Stored items from a collection
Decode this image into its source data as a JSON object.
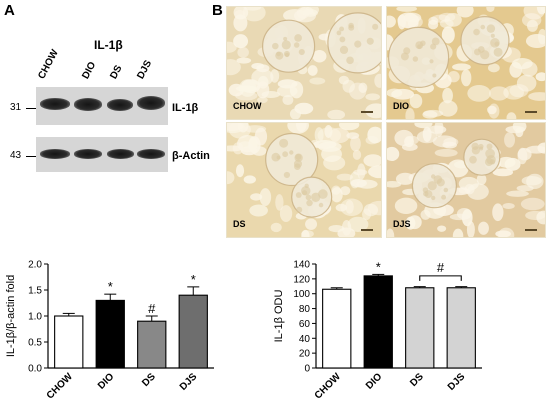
{
  "panel_a": {
    "letter": "A",
    "blot_title": "IL-1β",
    "lanes": [
      "CHOW",
      "DIO",
      "DS",
      "DJS"
    ],
    "markers": [
      "31",
      "43"
    ],
    "proteins": [
      "IL-1β",
      "β-Actin"
    ]
  },
  "panel_b": {
    "letter": "B",
    "tiles": [
      "CHOW",
      "DIO",
      "DS",
      "DJS"
    ],
    "tile_colors": [
      "#e9d9b4",
      "#e4c98f",
      "#ead8ad",
      "#e2caa0"
    ]
  },
  "chart_data": [
    {
      "type": "bar",
      "categories": [
        "CHOW",
        "DIO",
        "DS",
        "DJS"
      ],
      "values": [
        1.0,
        1.3,
        0.9,
        1.4
      ],
      "errors": [
        0.05,
        0.12,
        0.1,
        0.16
      ],
      "bar_colors": [
        "#ffffff",
        "#000000",
        "#888888",
        "#6e6e6e"
      ],
      "annotations": [
        "",
        "*",
        "#",
        "*"
      ],
      "ylabel": "IL-1β/β-actin fold",
      "yticks": [
        "0.0",
        "0.5",
        "1.0",
        "1.5",
        "2.0"
      ],
      "ylim": [
        0,
        2.0
      ],
      "grid": false
    },
    {
      "type": "bar",
      "categories": [
        "CHOW",
        "DIO",
        "DS",
        "DJS"
      ],
      "values": [
        106,
        124,
        108,
        108
      ],
      "errors": [
        2,
        2,
        1.5,
        1.5
      ],
      "bar_colors": [
        "#ffffff",
        "#000000",
        "#d3d3d3",
        "#d3d3d3"
      ],
      "annotations": [
        "",
        "*",
        "",
        ""
      ],
      "bracket_label": "#",
      "ylabel": "IL-1β ODU",
      "yticks": [
        "0",
        "20",
        "40",
        "60",
        "80",
        "100",
        "120",
        "140"
      ],
      "ylim": [
        0,
        140
      ],
      "grid": false
    }
  ]
}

• PROBLEM: What is needed is the data above, retyped exactly, with every picture left out.

• OUTPUT FOR THIS TASK:
Decode this image into its source data as a JSON object.
{
  "panel_a": {
    "letter": "A",
    "blot_title": "IL-1β",
    "lanes": [
      "CHOW",
      "DIO",
      "DS",
      "DJS"
    ],
    "markers": [
      "31",
      "43"
    ],
    "proteins": [
      "IL-1β",
      "β-Actin"
    ]
  },
  "panel_b": {
    "letter": "B",
    "tiles": [
      "CHOW",
      "DIO",
      "DS",
      "DJS"
    ],
    "tile_colors": [
      "#e9d9b4",
      "#e4c98f",
      "#ead8ad",
      "#e2caa0"
    ]
  },
  "chart_data": [
    {
      "type": "bar",
      "categories": [
        "CHOW",
        "DIO",
        "DS",
        "DJS"
      ],
      "values": [
        1.0,
        1.3,
        0.9,
        1.4
      ],
      "errors": [
        0.05,
        0.12,
        0.1,
        0.16
      ],
      "bar_colors": [
        "#ffffff",
        "#000000",
        "#888888",
        "#6e6e6e"
      ],
      "annotations": [
        "",
        "*",
        "#",
        "*"
      ],
      "ylabel": "IL-1β/β-actin fold",
      "yticks": [
        "0.0",
        "0.5",
        "1.0",
        "1.5",
        "2.0"
      ],
      "ylim": [
        0,
        2.0
      ],
      "grid": false
    },
    {
      "type": "bar",
      "categories": [
        "CHOW",
        "DIO",
        "DS",
        "DJS"
      ],
      "values": [
        106,
        124,
        108,
        108
      ],
      "errors": [
        2,
        2,
        1.5,
        1.5
      ],
      "bar_colors": [
        "#ffffff",
        "#000000",
        "#d3d3d3",
        "#d3d3d3"
      ],
      "annotations": [
        "",
        "*",
        "",
        ""
      ],
      "bracket_label": "#",
      "ylabel": "IL-1β ODU",
      "yticks": [
        "0",
        "20",
        "40",
        "60",
        "80",
        "100",
        "120",
        "140"
      ],
      "ylim": [
        0,
        140
      ],
      "grid": false
    }
  ]
}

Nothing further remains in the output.